### TO BE DONE
Return each line holding the string "HDCT".

Entries with figure data
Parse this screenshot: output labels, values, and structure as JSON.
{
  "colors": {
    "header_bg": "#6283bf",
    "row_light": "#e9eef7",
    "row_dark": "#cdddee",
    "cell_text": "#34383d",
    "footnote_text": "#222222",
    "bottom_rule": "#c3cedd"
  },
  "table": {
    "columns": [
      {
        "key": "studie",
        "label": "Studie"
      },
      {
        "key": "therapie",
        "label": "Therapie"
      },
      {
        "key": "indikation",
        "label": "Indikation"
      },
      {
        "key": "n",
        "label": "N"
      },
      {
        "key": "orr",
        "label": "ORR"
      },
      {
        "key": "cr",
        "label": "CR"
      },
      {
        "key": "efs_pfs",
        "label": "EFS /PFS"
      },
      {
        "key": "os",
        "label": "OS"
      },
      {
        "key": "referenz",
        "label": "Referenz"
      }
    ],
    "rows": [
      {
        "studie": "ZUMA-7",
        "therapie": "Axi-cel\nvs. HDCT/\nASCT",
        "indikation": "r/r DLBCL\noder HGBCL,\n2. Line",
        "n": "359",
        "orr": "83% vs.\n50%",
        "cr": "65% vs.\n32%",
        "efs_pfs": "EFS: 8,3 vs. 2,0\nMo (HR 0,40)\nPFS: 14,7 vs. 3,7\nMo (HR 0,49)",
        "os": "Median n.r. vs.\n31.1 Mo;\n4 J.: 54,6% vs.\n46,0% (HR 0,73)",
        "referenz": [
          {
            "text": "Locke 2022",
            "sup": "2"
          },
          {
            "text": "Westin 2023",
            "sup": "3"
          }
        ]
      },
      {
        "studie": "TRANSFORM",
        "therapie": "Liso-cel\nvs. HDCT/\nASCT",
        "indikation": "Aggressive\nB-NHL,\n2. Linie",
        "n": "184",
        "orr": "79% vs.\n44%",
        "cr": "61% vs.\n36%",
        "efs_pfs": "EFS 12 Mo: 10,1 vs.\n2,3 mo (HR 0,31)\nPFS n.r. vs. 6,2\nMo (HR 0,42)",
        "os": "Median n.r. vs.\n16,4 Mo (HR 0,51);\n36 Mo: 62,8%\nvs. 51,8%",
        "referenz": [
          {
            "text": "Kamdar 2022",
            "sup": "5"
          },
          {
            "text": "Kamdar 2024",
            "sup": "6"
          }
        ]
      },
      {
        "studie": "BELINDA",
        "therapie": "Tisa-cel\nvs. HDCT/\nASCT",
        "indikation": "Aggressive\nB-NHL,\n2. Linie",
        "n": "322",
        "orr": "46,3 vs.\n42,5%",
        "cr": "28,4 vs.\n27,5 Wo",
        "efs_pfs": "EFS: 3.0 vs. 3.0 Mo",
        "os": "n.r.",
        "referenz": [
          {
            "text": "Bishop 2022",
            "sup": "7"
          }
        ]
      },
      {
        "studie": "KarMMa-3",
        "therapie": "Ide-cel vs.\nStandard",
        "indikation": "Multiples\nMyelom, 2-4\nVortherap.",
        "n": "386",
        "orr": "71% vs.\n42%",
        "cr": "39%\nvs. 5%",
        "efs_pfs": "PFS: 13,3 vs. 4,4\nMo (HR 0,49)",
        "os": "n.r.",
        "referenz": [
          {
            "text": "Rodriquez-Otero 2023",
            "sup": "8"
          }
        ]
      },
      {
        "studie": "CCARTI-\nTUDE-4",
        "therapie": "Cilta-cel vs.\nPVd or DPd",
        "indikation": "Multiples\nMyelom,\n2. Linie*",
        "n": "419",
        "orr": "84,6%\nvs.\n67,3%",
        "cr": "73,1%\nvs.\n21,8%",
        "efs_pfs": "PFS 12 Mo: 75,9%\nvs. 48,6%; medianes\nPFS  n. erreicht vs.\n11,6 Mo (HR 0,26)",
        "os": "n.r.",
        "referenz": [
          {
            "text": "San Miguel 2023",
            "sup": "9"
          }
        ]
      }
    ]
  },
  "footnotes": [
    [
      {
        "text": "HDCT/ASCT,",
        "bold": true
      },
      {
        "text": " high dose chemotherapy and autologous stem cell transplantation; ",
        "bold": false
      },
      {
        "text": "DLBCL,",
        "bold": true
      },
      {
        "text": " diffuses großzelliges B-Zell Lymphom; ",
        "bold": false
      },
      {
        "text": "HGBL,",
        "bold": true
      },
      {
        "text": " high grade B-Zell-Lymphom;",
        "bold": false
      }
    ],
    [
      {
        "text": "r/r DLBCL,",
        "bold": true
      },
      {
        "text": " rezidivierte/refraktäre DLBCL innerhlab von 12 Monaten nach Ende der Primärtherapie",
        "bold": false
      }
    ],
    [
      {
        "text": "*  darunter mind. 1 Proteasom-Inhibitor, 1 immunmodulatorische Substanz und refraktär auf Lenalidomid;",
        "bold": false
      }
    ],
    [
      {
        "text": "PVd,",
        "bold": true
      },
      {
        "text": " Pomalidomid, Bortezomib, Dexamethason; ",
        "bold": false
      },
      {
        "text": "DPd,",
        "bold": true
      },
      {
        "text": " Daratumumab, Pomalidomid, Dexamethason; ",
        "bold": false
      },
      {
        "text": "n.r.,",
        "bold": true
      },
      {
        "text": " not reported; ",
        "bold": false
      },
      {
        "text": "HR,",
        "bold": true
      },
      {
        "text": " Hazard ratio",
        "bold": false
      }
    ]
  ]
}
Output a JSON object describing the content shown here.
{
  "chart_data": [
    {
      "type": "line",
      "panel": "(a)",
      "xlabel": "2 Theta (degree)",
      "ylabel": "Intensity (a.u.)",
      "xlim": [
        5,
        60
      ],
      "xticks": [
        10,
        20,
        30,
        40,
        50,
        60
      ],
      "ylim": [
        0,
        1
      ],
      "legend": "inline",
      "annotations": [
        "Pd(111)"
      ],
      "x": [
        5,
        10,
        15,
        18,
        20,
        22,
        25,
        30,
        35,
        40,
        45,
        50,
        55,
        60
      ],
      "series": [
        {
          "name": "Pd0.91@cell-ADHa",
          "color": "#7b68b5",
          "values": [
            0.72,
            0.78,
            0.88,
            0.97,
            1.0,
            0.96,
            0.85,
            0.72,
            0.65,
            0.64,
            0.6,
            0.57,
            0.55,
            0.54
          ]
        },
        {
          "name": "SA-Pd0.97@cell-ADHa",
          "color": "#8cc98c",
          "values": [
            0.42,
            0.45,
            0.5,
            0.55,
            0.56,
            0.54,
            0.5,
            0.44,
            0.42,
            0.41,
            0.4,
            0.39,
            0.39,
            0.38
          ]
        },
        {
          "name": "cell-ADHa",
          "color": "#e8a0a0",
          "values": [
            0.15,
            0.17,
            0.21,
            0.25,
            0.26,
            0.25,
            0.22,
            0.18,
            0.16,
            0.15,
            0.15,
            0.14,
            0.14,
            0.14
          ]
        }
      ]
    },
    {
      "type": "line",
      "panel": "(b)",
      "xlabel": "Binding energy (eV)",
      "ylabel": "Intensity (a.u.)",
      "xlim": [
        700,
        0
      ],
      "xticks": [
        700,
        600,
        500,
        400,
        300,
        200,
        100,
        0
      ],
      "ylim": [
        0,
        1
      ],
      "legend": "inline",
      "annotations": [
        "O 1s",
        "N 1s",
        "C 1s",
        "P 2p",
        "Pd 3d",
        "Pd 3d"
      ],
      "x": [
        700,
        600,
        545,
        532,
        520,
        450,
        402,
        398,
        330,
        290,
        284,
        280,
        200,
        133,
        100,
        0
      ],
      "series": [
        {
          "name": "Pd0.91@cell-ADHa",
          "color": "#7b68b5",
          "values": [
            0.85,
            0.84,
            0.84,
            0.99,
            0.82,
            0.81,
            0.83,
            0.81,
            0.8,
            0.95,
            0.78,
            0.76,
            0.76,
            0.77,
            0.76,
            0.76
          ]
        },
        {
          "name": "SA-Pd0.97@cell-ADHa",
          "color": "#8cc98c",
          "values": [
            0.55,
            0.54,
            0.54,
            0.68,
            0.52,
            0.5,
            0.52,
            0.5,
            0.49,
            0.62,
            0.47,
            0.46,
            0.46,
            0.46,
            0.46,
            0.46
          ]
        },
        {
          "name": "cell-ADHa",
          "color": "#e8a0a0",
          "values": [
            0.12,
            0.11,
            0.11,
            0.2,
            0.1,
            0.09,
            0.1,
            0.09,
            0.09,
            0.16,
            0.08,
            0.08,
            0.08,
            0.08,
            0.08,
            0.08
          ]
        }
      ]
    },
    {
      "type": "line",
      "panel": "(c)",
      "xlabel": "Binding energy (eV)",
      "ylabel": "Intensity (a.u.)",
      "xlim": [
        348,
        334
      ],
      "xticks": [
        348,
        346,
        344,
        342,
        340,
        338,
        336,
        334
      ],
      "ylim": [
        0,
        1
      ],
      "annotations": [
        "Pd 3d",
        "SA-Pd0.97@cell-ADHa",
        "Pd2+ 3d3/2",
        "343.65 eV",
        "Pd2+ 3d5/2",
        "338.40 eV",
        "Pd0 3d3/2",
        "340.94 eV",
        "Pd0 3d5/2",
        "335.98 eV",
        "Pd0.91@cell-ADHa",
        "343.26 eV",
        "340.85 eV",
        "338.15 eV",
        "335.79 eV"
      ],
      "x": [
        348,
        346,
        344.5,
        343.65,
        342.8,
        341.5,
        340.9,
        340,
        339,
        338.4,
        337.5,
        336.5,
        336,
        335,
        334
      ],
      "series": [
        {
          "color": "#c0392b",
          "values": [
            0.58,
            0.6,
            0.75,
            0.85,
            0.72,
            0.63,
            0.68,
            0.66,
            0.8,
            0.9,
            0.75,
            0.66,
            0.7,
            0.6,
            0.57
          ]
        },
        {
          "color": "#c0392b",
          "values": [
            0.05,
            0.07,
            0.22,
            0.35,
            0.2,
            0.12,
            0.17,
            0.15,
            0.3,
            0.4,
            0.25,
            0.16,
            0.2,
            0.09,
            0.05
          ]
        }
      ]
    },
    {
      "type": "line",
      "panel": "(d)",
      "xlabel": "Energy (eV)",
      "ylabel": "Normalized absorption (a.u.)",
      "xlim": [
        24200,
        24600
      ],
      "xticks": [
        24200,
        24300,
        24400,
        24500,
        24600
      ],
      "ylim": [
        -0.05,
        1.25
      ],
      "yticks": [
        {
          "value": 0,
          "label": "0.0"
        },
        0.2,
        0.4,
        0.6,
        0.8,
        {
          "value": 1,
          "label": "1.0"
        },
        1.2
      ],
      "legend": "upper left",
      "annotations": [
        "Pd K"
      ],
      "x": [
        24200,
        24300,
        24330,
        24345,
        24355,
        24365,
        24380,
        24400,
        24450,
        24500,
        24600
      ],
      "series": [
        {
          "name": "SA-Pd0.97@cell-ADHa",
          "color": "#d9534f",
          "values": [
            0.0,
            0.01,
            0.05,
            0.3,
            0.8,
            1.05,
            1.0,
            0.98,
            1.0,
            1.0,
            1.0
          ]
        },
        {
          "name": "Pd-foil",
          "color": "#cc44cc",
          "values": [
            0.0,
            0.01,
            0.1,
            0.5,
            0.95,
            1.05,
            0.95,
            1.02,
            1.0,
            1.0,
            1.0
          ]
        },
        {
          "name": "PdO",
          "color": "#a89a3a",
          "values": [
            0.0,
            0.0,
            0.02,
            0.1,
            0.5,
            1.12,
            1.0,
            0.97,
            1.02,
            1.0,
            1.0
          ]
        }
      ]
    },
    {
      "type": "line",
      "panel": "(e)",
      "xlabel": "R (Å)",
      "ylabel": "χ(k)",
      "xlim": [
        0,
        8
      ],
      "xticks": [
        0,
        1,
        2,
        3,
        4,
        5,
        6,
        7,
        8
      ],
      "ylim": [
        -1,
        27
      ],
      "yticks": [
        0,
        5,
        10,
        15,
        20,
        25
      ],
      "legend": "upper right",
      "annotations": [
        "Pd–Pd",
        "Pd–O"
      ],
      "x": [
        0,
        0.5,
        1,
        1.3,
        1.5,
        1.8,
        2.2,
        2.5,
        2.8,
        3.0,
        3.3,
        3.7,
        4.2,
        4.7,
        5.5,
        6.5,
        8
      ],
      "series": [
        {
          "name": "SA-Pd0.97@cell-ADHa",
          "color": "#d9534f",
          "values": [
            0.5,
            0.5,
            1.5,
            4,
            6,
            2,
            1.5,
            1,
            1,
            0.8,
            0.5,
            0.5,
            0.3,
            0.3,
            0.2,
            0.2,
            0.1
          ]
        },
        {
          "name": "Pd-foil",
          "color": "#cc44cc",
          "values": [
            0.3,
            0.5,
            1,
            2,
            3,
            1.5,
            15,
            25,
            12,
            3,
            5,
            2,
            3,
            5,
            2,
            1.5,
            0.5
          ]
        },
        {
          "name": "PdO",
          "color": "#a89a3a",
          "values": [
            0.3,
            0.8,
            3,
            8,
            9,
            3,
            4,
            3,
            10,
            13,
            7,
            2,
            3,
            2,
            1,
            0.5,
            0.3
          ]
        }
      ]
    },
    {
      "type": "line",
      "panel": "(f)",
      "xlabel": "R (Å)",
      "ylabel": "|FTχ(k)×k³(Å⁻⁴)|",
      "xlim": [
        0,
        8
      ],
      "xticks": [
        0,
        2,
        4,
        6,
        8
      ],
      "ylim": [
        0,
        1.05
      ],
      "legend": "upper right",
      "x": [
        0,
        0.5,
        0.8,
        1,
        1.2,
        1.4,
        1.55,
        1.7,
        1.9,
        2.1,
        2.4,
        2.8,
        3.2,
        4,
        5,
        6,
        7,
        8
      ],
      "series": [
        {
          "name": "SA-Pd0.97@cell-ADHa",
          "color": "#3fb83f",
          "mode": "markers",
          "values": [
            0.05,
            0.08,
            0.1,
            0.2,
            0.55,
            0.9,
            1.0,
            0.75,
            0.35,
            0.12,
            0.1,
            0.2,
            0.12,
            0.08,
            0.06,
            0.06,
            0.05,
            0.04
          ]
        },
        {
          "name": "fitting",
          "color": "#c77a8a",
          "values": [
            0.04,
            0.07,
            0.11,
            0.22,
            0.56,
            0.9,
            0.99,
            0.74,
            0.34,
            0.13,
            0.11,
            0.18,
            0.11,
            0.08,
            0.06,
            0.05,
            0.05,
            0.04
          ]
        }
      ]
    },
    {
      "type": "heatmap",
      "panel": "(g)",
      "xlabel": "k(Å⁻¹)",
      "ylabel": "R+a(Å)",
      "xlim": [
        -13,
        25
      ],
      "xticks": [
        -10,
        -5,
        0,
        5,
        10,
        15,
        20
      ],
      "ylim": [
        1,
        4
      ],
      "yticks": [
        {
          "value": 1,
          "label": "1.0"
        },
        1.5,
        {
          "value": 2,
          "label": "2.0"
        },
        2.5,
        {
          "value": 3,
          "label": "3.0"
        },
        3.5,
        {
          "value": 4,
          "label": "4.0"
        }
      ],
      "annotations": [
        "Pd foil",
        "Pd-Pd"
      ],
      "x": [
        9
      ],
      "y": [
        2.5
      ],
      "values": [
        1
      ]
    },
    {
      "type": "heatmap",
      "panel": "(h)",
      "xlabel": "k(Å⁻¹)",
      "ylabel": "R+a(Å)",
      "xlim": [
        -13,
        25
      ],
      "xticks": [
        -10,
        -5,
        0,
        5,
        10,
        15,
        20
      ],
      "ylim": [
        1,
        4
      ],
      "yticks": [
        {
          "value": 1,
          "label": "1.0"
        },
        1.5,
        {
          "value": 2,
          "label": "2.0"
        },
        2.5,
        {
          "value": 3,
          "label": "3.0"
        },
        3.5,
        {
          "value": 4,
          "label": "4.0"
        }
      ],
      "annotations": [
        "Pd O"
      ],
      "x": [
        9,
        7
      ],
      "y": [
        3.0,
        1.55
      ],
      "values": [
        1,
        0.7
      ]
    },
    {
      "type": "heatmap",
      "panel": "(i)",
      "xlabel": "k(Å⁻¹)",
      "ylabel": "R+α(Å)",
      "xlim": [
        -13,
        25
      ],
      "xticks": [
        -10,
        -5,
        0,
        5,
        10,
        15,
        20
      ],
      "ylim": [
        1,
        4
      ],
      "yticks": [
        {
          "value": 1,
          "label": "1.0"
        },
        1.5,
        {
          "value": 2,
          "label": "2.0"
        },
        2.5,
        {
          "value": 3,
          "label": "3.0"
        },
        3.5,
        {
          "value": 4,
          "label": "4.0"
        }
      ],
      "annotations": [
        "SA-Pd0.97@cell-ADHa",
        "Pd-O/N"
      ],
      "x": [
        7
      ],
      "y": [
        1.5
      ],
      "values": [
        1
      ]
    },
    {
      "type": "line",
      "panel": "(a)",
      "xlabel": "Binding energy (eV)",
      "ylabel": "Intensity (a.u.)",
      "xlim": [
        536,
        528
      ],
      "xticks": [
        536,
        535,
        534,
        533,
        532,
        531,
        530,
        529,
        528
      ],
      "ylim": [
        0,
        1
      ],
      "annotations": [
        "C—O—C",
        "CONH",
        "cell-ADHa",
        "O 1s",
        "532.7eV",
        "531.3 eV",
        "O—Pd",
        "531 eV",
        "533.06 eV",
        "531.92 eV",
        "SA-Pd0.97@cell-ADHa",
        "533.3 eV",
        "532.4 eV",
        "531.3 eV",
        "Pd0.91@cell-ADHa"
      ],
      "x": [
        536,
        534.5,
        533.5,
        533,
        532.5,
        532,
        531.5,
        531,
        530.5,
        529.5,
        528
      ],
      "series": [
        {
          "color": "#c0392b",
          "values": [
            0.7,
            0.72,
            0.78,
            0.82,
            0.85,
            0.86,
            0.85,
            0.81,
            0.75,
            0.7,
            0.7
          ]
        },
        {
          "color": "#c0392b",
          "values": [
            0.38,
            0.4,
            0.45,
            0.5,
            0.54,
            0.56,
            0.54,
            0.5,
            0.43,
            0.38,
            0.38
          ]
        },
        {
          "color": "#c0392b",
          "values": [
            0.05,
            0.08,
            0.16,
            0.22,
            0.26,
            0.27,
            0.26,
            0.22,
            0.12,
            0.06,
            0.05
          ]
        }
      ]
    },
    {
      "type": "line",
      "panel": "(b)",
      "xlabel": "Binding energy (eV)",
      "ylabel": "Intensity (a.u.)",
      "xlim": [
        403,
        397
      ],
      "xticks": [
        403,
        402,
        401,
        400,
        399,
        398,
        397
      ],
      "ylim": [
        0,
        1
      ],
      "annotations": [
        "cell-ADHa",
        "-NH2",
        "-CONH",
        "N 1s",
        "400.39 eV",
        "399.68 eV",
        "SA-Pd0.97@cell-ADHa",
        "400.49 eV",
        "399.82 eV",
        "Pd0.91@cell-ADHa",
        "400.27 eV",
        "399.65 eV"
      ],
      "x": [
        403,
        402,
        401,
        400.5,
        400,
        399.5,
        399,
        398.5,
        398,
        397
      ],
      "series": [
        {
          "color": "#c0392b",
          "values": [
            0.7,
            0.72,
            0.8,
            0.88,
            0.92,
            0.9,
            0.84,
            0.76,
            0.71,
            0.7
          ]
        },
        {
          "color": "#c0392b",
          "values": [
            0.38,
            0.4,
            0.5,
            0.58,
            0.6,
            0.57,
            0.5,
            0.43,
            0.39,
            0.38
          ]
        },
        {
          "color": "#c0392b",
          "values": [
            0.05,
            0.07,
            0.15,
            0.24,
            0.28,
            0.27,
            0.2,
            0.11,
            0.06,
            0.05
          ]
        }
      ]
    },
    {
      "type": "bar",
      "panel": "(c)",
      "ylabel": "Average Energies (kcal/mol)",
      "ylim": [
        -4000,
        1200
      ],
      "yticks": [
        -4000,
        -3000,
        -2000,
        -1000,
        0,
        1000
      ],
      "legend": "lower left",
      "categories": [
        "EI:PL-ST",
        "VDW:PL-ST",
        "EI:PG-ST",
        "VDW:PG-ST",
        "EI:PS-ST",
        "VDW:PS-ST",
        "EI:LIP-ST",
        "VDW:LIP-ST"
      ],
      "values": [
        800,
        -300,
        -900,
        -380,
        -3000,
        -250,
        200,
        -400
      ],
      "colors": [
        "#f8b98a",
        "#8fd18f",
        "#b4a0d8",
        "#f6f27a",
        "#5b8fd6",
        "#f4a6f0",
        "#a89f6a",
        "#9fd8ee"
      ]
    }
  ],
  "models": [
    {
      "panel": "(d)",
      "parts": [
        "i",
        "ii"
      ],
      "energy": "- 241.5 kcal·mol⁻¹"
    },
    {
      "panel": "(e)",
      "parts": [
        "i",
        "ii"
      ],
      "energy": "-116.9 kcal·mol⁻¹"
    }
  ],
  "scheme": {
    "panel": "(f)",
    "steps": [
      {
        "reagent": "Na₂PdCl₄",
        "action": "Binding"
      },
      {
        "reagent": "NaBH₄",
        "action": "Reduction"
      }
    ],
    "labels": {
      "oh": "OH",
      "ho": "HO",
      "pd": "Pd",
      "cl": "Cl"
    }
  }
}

### OUTPUT FOR THIS EXERCISE
        "therapie": "Axi-cel\nvs. HDCT/\nASCT",
        "therapie": "Liso-cel\nvs. HDCT/\nASCT",
        "therapie": "Tisa-cel\nvs. HDCT/\nASCT",
        "text": "HDCT/ASCT,",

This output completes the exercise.